* [WHAT IS EXPECTED]
Print the listing as it stands, omitting all images.

━━━━━━

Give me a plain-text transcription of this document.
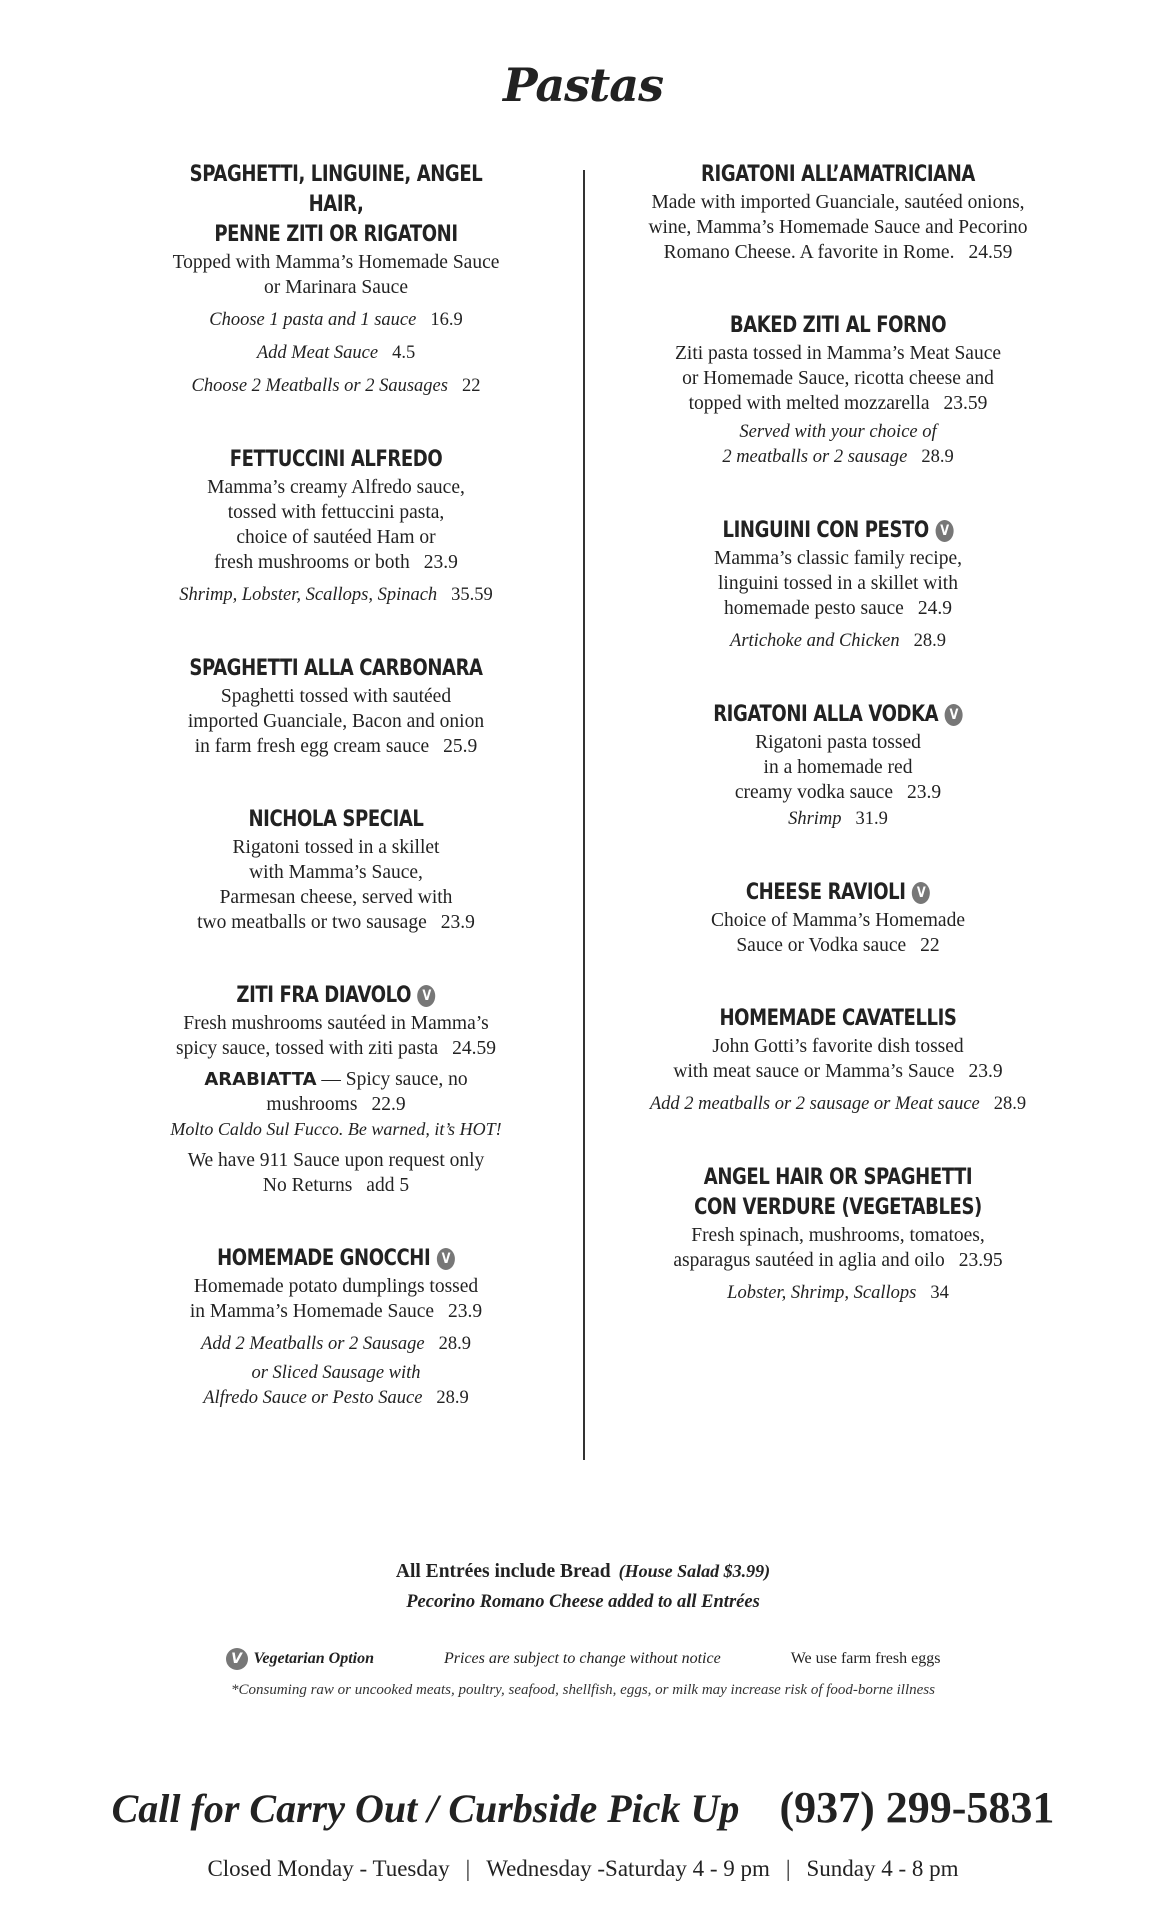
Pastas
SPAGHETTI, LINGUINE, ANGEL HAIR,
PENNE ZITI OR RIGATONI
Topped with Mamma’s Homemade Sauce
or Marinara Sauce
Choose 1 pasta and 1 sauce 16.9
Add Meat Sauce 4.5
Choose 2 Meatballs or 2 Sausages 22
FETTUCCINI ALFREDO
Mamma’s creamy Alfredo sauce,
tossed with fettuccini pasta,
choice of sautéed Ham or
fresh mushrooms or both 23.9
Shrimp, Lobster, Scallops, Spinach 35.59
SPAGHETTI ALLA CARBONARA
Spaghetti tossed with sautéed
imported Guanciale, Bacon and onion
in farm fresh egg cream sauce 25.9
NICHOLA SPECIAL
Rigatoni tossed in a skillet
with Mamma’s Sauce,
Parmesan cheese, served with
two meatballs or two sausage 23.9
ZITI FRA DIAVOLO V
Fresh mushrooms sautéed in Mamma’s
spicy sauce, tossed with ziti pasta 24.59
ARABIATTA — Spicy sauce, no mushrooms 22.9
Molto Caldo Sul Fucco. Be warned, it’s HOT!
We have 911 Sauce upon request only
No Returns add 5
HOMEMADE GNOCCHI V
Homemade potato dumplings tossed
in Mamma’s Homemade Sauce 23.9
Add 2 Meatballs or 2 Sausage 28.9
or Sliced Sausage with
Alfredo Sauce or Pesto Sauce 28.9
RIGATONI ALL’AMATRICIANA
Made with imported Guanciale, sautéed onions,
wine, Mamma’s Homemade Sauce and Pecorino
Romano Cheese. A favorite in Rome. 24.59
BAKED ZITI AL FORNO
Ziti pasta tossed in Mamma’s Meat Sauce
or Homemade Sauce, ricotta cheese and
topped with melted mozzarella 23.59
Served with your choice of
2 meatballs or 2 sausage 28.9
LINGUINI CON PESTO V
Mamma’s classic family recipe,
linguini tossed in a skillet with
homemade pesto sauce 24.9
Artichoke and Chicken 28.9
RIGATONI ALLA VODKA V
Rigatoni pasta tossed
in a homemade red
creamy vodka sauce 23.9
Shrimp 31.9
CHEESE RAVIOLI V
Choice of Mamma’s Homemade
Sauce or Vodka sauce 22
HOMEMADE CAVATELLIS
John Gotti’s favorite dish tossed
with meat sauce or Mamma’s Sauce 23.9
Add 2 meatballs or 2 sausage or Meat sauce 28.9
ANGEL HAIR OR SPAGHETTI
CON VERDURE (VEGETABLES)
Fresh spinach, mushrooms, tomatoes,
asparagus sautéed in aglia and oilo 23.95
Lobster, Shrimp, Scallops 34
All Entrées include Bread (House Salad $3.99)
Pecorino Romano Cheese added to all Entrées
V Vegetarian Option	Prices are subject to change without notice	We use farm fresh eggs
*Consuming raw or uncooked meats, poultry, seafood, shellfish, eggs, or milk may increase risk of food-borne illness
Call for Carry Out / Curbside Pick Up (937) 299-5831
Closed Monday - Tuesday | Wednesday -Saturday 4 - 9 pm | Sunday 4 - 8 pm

━━━━━━

* [TASK SOLUTION]
Give me a plain-text transcription of this document.
Pastas
SPAGHETTI, LINGUINE, ANGEL HAIR,
PENNE ZITI OR RIGATONI
Topped with Mamma’s Homemade Sauce
or Marinara Sauce
Choose 1 pasta and 1 sauce 16.9
Add Meat Sauce 4.5
Choose 2 Meatballs or 2 Sausages 22
FETTUCCINI ALFREDO
Mamma’s creamy Alfredo sauce,
tossed with fettuccini pasta,
choice of sautéed Ham or
fresh mushrooms or both 23.9
Shrimp, Lobster, Scallops, Spinach 35.59
SPAGHETTI ALLA CARBONARA
Spaghetti tossed with sautéed
imported Guanciale, Bacon and onion
in farm fresh egg cream sauce 25.9
NICHOLA SPECIAL
Rigatoni tossed in a skillet
with Mamma’s Sauce,
Parmesan cheese, served with
two meatballs or two sausage 23.9
ZITI FRA DIAVOLO V
Fresh mushrooms sautéed in Mamma’s
spicy sauce, tossed with ziti pasta 24.59
ARABIATTA — Spicy sauce, no mushrooms 22.9
Molto Caldo Sul Fucco. Be warned, it’s HOT!
We have 911 Sauce upon request only
No Returns add 5
HOMEMADE GNOCCHI V
Homemade potato dumplings tossed
in Mamma’s Homemade Sauce 23.9
Add 2 Meatballs or 2 Sausage 28.9
or Sliced Sausage with
Alfredo Sauce or Pesto Sauce 28.9
RIGATONI ALL’AMATRICIANA
Made with imported Guanciale, sautéed onions,
wine, Mamma’s Homemade Sauce and Pecorino
Romano Cheese. A favorite in Rome. 24.59
BAKED ZITI AL FORNO
Ziti pasta tossed in Mamma’s Meat Sauce
or Homemade Sauce, ricotta cheese and
topped with melted mozzarella 23.59
Served with your choice of
2 meatballs or 2 sausage 28.9
LINGUINI CON PESTO V
Mamma’s classic family recipe,
linguini tossed in a skillet with
homemade pesto sauce 24.9
Artichoke and Chicken 28.9
RIGATONI ALLA VODKA V
Rigatoni pasta tossed
in a homemade red
creamy vodka sauce 23.9
Shrimp 31.9
CHEESE RAVIOLI V
Choice of Mamma’s Homemade
Sauce or Vodka sauce 22
HOMEMADE CAVATELLIS
John Gotti’s favorite dish tossed
with meat sauce or Mamma’s Sauce 23.9
Add 2 meatballs or 2 sausage or Meat sauce 28.9
ANGEL HAIR OR SPAGHETTI
CON VERDURE (VEGETABLES)
Fresh spinach, mushrooms, tomatoes,
asparagus sautéed in aglia and oilo 23.95
Lobster, Shrimp, Scallops 34
All Entrées include Bread (House Salad $3.99)
Pecorino Romano Cheese added to all Entrées
V Vegetarian Option	Prices are subject to change without notice	We use farm fresh eggs
*Consuming raw or uncooked meats, poultry, seafood, shellfish, eggs, or milk may increase risk of food-borne illness
Call for Carry Out / Curbside Pick Up (937) 299-5831
Closed Monday - Tuesday | Wednesday -Saturday 4 - 9 pm | Sunday 4 - 8 pm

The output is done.